**Required work**:
In the records below, format everything from the line containing "878, 364, 912)" down to the line containing "svg-text:3: 3 (1125, 488, 1132, 503)", both included, as a JSON list of strings with one string per line and blank lines omitted.

Records from a collection:
+-------+
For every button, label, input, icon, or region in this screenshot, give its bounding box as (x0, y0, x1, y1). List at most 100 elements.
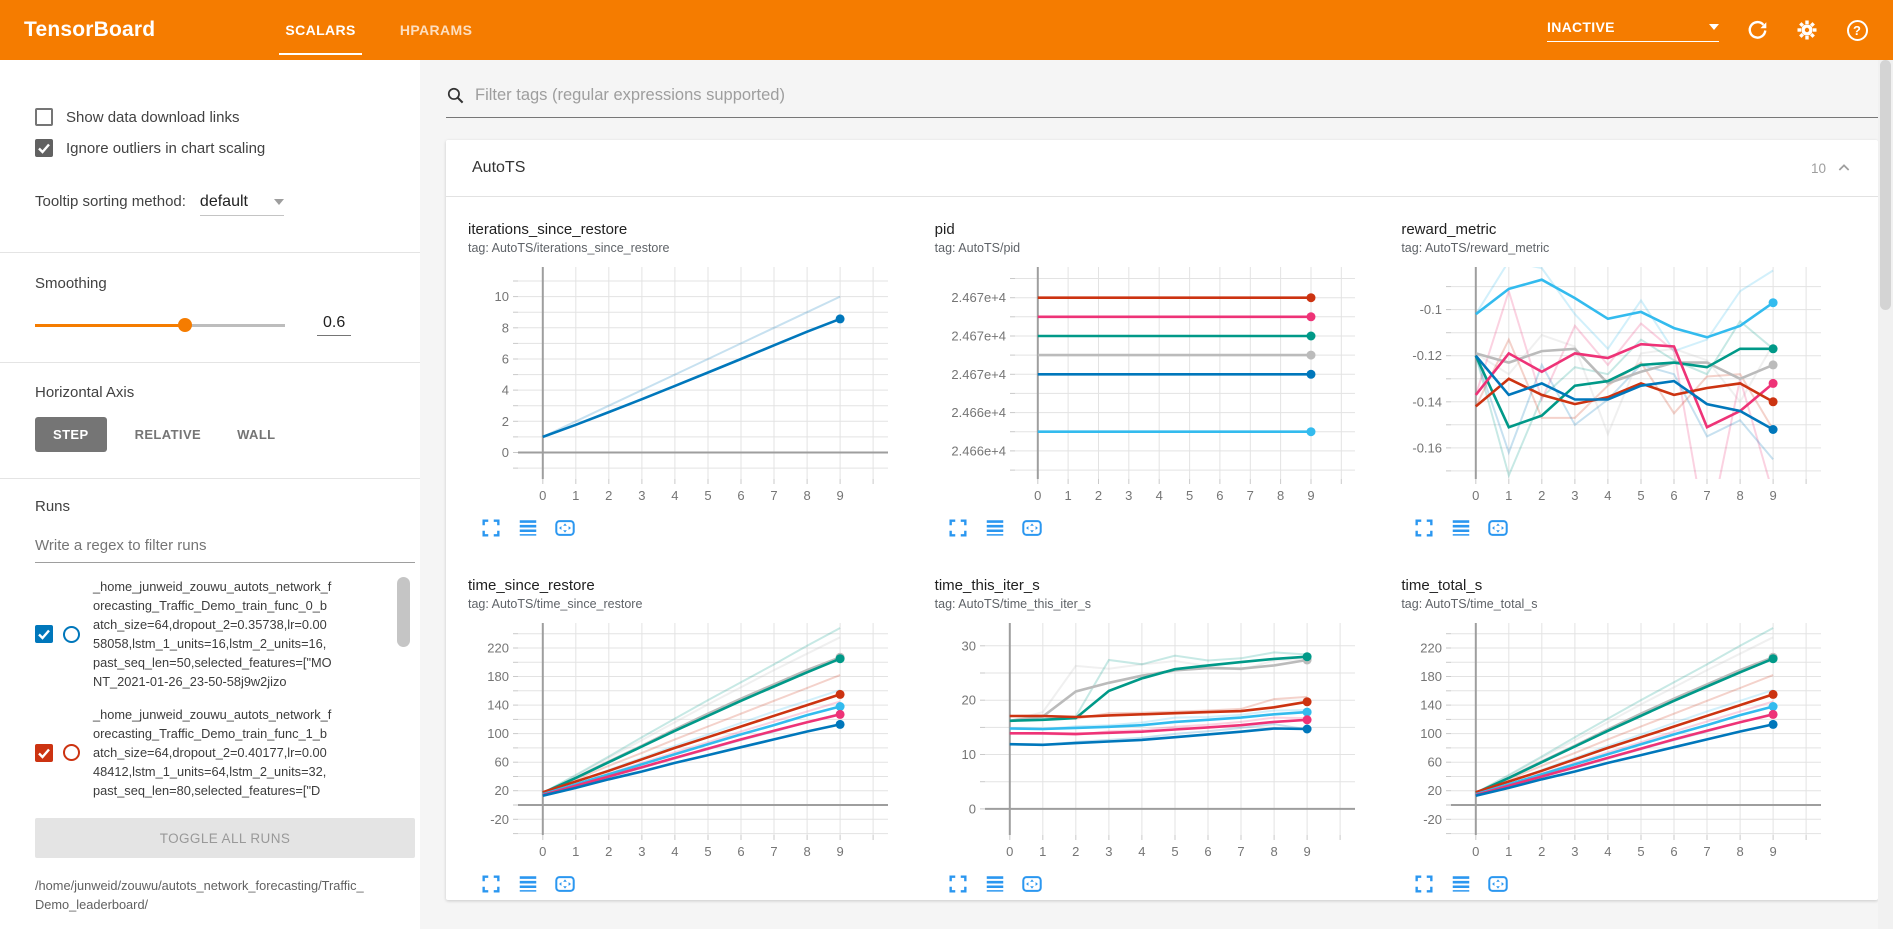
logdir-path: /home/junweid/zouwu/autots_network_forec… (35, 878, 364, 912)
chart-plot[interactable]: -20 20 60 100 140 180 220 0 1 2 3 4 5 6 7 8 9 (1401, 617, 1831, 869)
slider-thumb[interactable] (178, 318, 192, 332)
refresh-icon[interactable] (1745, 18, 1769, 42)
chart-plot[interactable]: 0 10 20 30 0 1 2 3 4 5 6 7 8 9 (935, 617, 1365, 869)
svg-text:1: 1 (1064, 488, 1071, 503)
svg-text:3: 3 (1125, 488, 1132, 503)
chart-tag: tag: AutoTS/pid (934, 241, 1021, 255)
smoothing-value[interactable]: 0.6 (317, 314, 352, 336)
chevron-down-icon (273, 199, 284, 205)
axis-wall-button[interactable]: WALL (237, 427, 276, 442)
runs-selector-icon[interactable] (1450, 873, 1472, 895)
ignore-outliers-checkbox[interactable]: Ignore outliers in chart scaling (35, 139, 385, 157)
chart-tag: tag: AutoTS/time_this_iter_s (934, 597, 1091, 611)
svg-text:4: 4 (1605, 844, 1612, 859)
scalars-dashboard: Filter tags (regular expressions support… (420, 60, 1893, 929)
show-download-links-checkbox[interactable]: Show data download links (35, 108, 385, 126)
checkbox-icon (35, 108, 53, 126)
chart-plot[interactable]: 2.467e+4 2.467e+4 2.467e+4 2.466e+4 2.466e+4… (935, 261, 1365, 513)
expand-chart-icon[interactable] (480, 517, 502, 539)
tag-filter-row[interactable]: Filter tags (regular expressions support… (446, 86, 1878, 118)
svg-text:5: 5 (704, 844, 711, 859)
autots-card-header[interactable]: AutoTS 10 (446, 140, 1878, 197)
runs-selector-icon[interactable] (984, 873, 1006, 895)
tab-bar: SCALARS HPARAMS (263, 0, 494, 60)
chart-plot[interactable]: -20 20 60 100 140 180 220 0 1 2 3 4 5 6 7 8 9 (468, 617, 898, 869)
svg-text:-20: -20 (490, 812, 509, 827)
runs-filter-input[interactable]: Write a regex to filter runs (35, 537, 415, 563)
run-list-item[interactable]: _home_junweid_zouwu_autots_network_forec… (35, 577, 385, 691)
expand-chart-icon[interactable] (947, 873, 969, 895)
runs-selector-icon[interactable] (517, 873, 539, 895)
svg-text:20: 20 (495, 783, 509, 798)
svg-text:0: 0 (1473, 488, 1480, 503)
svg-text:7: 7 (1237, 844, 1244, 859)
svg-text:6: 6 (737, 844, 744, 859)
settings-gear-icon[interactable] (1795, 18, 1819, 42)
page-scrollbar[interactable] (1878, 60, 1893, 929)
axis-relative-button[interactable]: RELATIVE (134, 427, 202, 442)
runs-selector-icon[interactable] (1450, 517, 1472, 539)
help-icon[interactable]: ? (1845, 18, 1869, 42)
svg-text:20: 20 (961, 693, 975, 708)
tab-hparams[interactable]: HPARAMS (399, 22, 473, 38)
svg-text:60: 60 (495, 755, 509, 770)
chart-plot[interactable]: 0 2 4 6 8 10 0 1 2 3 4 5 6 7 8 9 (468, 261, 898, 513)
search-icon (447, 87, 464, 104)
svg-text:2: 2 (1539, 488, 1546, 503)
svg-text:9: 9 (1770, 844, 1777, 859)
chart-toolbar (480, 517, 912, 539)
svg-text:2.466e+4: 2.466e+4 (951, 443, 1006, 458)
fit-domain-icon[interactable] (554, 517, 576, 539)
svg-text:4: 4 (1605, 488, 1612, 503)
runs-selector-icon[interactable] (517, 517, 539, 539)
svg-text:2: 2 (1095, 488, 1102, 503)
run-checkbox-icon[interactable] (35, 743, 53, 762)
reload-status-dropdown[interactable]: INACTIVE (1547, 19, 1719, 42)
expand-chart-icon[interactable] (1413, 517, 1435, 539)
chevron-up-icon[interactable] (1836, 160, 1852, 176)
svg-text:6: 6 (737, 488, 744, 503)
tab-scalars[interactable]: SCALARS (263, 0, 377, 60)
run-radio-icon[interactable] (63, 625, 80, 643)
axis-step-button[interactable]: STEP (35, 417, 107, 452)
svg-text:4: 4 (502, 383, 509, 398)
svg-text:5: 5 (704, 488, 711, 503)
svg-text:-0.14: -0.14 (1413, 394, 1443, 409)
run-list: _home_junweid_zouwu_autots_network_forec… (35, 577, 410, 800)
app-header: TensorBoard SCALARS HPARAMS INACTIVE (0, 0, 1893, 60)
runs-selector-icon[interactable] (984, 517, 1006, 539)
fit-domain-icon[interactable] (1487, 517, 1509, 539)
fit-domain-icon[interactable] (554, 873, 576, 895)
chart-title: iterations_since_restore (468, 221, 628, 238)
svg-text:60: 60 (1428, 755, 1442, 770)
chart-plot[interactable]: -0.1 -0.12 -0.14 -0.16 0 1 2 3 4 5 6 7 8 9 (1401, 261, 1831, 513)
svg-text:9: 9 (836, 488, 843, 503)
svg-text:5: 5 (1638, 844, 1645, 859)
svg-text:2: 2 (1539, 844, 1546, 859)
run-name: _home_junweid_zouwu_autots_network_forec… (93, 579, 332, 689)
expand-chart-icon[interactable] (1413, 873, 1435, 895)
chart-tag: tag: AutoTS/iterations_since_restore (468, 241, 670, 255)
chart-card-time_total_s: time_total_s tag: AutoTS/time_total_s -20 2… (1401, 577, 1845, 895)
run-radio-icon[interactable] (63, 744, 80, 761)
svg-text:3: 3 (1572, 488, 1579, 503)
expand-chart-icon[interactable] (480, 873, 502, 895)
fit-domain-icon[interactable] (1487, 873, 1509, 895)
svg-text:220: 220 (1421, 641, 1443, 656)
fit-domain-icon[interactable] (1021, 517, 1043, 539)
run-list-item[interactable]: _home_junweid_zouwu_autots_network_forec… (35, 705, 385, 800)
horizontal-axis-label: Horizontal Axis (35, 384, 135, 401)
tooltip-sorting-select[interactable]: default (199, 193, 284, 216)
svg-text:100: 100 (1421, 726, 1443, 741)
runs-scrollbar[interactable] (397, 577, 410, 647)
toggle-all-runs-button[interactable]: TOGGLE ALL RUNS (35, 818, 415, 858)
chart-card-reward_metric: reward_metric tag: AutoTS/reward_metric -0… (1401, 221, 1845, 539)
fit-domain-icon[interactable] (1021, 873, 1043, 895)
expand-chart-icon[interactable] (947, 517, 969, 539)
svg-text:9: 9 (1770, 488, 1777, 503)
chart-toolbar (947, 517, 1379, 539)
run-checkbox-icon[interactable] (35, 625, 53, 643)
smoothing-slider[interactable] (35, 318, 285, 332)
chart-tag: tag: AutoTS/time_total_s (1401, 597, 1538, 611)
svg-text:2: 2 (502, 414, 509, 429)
+-------+
**Answer to this task**:
[
  "logdir-path: /home/junweid/zouwu/autots_network_forec… (35, 878, 364, 912)",
  "chart-plot[interactable]: -20 20 60 100 140 180 220 0 1 2 3 4 5 6 7 8 9 (1401, 617, 1831, 869)",
  "slider-thumb[interactable] (178, 318, 192, 332)",
  "refresh-icon[interactable] (1745, 18, 1769, 42)",
  "chart-plot[interactable]: 0 10 20 30 0 1 2 3 4 5 6 7 8 9 (935, 617, 1365, 869)",
  "svg-text:1: 1 (1064, 488, 1071, 503)",
  "svg-text:3: 3 (1125, 488, 1132, 503)"
]